= What is being asked =
Below is a block of records; return all of them exactly, but without the images.

○ ○ ○

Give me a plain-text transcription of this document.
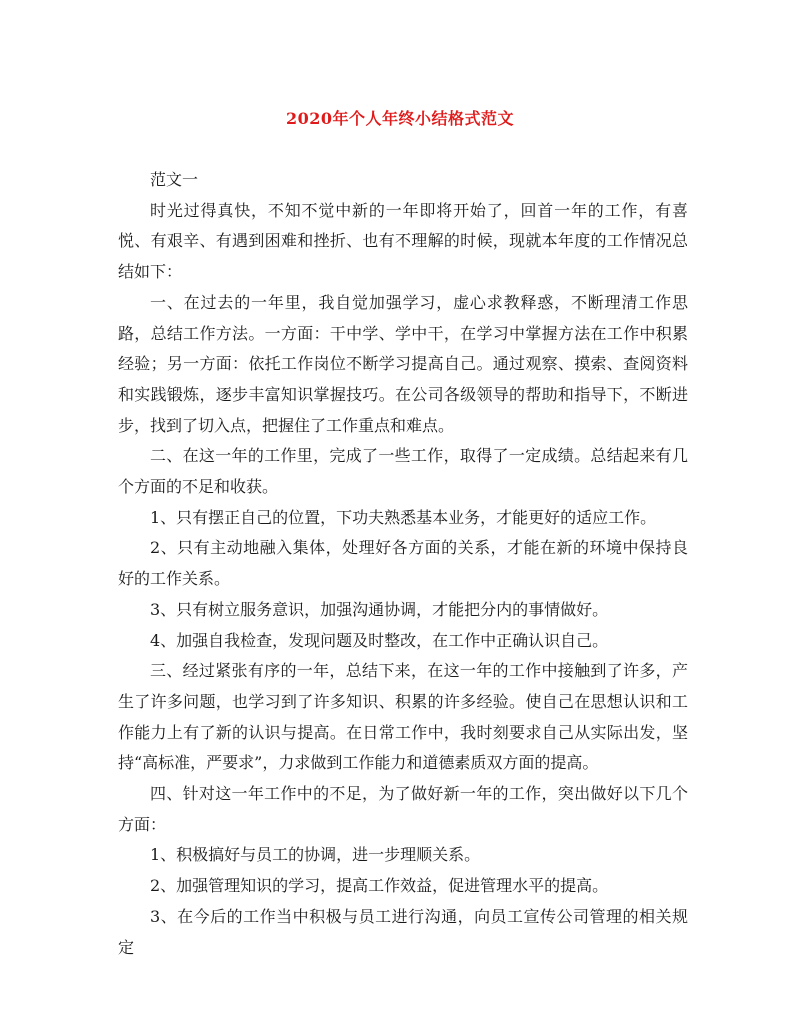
2020年个人年终小结格式范文

范文一

时光过得真快，不知不觉中新的一年即将开始了，回首一年的工作，有喜悦、有艰辛、有遇到困难和挫折、也有不理解的时候，现就本年度的工作情况总结如下：

一、在过去的一年里，我自觉加强学习，虚心求教释惑，不断理清工作思路，总结工作方法。一方面：干中学、学中干，在学习中掌握方法在工作中积累经验；另一方面：依托工作岗位不断学习提高自己。通过观察、摸索、查阅资料和实践锻炼，逐步丰富知识掌握技巧。在公司各级领导的帮助和指导下，不断进步，找到了切入点，把握住了工作重点和难点。

二、在这一年的工作里，完成了一些工作，取得了一定成绩。总结起来有几个方面的不足和收获。

1、只有摆正自己的位置，下功夫熟悉基本业务，才能更好的适应工作。

2、只有主动地融入集体，处理好各方面的关系，才能在新的环境中保持良好的工作关系。

3、只有树立服务意识，加强沟通协调，才能把分内的事情做好。

4、加强自我检查，发现问题及时整改，在工作中正确认识自己。

三、经过紧张有序的一年，总结下来，在这一年的工作中接触到了许多，产生了许多问题，也学习到了许多知识、积累的许多经验。使自己在思想认识和工作能力上有了新的认识与提高。在日常工作中，我时刻要求自己从实际出发，坚持“高标准，严要求”，力求做到工作能力和道德素质双方面的提高。

四、针对这一年工作中的不足，为了做好新一年的工作，突出做好以下几个方面：

1、积极搞好与员工的协调，进一步理顺关系。

2、加强管理知识的学习，提高工作效益，促进管理水平的提高。

3、在今后的工作当中积极与员工进行沟通，向员工宣传公司管理的相关规定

○ ○ ○

= The result =
Give me a plain-text transcription of this document.
2020年个人年终小结格式范文

范文一

时光过得真快，不知不觉中新的一年即将开始了，回首一年的工作，有喜悦、有艰辛、有遇到困难和挫折、也有不理解的时候，现就本年度的工作情况总结如下：

一、在过去的一年里，我自觉加强学习，虚心求教释惑，不断理清工作思路，总结工作方法。一方面：干中学、学中干，在学习中掌握方法在工作中积累经验；另一方面：依托工作岗位不断学习提高自己。通过观察、摸索、查阅资料和实践锻炼，逐步丰富知识掌握技巧。在公司各级领导的帮助和指导下，不断进步，找到了切入点，把握住了工作重点和难点。

二、在这一年的工作里，完成了一些工作，取得了一定成绩。总结起来有几个方面的不足和收获。

1、只有摆正自己的位置，下功夫熟悉基本业务，才能更好的适应工作。

2、只有主动地融入集体，处理好各方面的关系，才能在新的环境中保持良好的工作关系。

3、只有树立服务意识，加强沟通协调，才能把分内的事情做好。

4、加强自我检查，发现问题及时整改，在工作中正确认识自己。

三、经过紧张有序的一年，总结下来，在这一年的工作中接触到了许多，产生了许多问题，也学习到了许多知识、积累的许多经验。使自己在思想认识和工作能力上有了新的认识与提高。在日常工作中，我时刻要求自己从实际出发，坚持“高标准，严要求”，力求做到工作能力和道德素质双方面的提高。

四、针对这一年工作中的不足，为了做好新一年的工作，突出做好以下几个方面：

1、积极搞好与员工的协调，进一步理顺关系。

2、加强管理知识的学习，提高工作效益，促进管理水平的提高。

3、在今后的工作当中积极与员工进行沟通，向员工宣传公司管理的相关规定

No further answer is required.